▸ **Directions for this task**
Search the data for the string "CERES" and gather each line it is in.

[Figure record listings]
= = = = = = =

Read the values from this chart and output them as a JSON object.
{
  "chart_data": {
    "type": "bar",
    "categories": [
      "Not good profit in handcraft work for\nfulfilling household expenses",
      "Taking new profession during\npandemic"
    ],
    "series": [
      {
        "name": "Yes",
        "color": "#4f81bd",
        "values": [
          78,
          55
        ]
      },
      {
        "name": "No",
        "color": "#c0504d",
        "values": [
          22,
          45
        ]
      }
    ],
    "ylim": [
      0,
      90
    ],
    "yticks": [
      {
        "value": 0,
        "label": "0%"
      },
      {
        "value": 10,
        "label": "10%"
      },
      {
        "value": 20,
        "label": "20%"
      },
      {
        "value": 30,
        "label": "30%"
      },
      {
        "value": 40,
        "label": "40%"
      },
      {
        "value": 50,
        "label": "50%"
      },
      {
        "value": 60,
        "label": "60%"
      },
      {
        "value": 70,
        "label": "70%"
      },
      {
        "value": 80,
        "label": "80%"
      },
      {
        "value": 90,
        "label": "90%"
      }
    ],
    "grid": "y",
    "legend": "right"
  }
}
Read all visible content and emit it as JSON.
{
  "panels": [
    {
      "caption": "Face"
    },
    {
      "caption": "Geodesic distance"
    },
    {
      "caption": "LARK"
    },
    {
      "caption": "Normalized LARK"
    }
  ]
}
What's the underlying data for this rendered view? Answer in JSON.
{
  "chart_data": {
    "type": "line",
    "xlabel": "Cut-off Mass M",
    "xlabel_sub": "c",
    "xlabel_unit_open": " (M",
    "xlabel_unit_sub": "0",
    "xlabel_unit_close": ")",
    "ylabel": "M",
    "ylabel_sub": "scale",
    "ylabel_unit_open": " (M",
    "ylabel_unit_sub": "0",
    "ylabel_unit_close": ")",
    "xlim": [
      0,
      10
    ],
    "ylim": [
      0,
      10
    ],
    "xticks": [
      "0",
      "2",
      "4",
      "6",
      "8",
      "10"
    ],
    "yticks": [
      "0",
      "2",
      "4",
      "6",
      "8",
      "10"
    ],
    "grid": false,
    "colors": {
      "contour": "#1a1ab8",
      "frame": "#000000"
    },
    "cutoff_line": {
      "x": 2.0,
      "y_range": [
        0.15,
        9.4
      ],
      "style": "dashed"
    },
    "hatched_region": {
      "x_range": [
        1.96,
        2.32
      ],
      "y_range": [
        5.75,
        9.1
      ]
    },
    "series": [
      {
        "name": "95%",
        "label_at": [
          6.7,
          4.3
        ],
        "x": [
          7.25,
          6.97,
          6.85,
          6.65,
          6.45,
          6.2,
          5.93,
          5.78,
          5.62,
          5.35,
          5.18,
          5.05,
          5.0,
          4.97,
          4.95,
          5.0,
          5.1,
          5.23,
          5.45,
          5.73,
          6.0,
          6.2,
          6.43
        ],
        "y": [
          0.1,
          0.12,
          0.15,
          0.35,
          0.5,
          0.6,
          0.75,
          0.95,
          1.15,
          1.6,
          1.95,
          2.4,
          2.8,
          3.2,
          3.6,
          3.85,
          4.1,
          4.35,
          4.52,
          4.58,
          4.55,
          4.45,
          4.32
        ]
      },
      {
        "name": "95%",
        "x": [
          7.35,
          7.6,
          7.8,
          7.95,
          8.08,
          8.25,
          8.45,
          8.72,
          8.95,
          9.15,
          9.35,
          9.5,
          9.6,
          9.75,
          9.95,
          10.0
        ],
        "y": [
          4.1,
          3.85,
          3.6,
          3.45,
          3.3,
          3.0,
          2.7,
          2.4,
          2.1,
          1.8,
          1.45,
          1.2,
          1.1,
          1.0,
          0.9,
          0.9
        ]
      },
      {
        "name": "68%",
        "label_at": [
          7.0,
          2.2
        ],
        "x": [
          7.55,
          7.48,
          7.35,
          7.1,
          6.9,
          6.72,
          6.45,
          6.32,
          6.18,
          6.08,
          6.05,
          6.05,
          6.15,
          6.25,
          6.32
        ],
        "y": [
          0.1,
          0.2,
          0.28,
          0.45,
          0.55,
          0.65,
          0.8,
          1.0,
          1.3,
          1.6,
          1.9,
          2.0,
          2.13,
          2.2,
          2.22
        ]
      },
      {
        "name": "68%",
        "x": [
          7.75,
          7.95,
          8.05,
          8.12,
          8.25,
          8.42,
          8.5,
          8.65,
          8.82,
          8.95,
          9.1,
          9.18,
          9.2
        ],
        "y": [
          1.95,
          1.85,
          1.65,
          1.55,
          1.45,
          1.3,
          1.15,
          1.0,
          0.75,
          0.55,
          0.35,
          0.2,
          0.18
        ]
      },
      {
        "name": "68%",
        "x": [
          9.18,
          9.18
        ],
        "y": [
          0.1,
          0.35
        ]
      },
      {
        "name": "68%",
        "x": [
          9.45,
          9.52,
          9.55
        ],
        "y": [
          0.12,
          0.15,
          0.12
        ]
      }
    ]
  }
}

= = = = = = =

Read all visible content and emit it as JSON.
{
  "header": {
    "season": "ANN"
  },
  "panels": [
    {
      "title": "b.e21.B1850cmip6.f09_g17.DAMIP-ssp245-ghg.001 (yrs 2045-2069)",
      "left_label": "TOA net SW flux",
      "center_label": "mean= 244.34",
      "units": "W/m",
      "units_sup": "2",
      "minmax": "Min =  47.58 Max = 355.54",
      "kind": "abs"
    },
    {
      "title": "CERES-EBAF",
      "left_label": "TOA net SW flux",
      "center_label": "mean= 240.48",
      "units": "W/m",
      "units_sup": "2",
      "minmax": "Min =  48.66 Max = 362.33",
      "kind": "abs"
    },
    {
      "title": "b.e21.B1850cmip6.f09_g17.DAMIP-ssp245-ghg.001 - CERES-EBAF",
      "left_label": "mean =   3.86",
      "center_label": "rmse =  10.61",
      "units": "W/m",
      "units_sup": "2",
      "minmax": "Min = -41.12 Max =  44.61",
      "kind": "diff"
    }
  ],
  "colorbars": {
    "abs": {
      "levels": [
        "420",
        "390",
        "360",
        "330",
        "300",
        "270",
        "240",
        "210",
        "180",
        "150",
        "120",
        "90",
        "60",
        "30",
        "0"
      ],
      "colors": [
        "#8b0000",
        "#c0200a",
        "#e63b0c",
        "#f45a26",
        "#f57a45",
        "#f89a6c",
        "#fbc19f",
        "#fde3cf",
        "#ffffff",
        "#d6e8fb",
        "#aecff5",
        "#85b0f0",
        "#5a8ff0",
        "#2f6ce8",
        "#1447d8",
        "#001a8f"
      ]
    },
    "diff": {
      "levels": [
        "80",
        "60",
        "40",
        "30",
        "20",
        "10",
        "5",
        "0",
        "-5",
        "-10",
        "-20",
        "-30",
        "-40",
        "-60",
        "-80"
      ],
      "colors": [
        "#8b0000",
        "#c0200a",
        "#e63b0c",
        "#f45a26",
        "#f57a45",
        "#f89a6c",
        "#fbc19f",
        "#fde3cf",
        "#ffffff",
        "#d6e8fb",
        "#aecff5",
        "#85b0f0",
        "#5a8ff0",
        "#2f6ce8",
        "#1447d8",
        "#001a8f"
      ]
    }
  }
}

= = = = = = =

▸ **Correct response**
      "title": "CERES-EBAF",
      "title": "b.e21.B1850cmip6.f09_g17.DAMIP-ssp245-ghg.001 - CERES-EBAF",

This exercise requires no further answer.